OBJECTIVE -> Using the data below, copy each line that includes the word "nhất".
---------- EXTRACTED INFORMATION ----------
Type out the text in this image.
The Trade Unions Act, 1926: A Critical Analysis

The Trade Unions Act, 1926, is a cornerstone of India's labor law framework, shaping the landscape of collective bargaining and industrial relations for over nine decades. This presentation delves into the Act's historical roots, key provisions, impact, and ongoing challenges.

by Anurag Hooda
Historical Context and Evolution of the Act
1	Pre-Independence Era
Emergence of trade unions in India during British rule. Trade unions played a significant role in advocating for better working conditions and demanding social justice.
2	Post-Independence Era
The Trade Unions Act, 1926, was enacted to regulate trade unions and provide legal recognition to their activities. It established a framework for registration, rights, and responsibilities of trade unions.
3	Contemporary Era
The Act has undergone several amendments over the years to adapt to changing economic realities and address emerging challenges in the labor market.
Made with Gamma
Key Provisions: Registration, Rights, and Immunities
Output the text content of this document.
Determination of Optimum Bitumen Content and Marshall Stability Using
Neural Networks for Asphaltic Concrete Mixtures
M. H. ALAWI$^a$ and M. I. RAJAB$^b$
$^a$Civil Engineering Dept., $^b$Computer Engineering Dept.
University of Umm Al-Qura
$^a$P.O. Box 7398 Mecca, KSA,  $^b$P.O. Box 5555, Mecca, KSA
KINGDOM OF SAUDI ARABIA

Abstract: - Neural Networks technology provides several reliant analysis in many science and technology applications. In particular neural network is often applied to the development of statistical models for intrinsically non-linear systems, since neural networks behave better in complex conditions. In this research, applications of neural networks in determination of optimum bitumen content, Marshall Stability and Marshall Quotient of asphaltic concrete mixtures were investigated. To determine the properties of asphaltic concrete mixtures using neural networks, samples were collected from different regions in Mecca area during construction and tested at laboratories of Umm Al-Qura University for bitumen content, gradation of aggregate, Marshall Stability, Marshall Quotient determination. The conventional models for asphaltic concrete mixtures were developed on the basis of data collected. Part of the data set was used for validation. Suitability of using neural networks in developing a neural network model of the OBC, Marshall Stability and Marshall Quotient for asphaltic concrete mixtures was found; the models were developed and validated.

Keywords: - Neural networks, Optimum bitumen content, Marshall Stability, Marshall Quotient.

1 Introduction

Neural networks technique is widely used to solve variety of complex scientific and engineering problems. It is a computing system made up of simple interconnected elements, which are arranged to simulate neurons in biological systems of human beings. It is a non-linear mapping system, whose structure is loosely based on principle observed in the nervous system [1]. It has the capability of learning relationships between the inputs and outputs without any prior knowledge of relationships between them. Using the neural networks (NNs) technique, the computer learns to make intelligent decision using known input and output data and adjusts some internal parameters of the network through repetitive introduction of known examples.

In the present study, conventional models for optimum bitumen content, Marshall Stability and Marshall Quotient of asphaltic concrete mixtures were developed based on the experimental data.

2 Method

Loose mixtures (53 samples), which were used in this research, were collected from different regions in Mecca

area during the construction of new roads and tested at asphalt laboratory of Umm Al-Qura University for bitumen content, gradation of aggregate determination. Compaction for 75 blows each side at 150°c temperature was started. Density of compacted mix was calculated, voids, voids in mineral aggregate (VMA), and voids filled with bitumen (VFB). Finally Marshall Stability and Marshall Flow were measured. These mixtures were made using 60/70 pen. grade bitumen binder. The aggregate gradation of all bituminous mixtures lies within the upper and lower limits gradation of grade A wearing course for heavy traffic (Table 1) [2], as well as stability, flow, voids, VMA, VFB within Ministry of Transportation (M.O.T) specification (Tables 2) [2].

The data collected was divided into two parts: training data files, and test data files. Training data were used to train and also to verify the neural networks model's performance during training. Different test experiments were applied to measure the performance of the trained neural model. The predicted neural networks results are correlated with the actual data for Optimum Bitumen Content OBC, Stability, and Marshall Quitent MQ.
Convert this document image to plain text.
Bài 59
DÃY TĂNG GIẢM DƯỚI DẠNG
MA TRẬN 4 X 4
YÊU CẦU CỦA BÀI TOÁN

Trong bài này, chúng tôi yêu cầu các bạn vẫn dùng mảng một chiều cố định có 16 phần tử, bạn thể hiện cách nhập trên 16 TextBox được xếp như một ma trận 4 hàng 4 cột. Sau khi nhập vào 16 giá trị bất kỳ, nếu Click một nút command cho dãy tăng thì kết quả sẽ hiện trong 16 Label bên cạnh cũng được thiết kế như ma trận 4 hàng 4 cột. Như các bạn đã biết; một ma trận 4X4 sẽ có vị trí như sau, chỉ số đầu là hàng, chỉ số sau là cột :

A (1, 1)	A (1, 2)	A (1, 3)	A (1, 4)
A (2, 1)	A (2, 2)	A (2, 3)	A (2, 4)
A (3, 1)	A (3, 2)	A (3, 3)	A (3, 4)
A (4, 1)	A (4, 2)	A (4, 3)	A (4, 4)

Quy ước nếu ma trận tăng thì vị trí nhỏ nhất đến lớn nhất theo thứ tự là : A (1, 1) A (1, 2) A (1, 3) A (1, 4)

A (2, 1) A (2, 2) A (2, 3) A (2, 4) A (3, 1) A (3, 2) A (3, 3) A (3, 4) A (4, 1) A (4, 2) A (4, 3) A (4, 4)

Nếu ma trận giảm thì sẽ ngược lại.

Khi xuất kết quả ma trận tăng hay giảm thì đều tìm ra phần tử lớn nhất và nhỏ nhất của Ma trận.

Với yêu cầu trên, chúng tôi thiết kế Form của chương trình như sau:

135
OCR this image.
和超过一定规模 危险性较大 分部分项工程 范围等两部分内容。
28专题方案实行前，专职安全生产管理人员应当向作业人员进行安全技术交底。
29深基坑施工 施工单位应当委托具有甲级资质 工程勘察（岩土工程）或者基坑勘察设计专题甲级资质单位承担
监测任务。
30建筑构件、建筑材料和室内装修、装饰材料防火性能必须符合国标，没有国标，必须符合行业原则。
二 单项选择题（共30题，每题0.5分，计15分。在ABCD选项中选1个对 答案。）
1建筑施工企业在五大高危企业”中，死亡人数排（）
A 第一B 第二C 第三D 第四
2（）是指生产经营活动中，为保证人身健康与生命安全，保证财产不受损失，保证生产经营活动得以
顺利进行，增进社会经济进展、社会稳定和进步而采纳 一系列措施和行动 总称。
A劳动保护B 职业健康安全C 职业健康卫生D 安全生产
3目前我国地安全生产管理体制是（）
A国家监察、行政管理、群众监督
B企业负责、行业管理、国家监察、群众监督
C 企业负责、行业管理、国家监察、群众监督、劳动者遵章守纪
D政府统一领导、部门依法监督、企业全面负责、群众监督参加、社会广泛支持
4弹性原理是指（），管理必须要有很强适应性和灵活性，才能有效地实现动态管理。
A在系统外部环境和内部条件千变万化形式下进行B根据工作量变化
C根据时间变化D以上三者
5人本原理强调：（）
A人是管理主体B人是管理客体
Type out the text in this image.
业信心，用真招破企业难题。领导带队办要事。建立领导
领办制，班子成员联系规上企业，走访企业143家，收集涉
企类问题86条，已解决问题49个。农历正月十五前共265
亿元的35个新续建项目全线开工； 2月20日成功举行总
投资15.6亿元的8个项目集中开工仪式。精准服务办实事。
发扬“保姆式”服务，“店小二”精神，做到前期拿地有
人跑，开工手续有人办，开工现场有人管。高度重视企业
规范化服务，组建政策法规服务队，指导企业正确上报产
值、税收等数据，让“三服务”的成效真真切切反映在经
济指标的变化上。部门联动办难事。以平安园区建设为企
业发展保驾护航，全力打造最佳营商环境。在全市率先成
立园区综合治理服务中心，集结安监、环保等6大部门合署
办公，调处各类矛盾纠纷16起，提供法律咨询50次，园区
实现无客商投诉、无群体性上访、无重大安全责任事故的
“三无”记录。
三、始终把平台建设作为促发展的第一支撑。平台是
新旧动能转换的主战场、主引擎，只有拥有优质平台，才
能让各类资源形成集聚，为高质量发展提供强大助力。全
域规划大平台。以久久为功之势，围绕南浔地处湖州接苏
----------
THE COMPLETED TASK ->
Quy ước nếu ma trận tăng thì vị trí nhỏ nhất đến lớn nhất theo thứ tự là : A (1, 1) A (1, 2) A (1, 3) A (1, 4)
Khi xuất kết quả ma trận tăng hay giảm thì đều tìm ra phần tử lớn nhất và nhỏ nhất của Ma trận.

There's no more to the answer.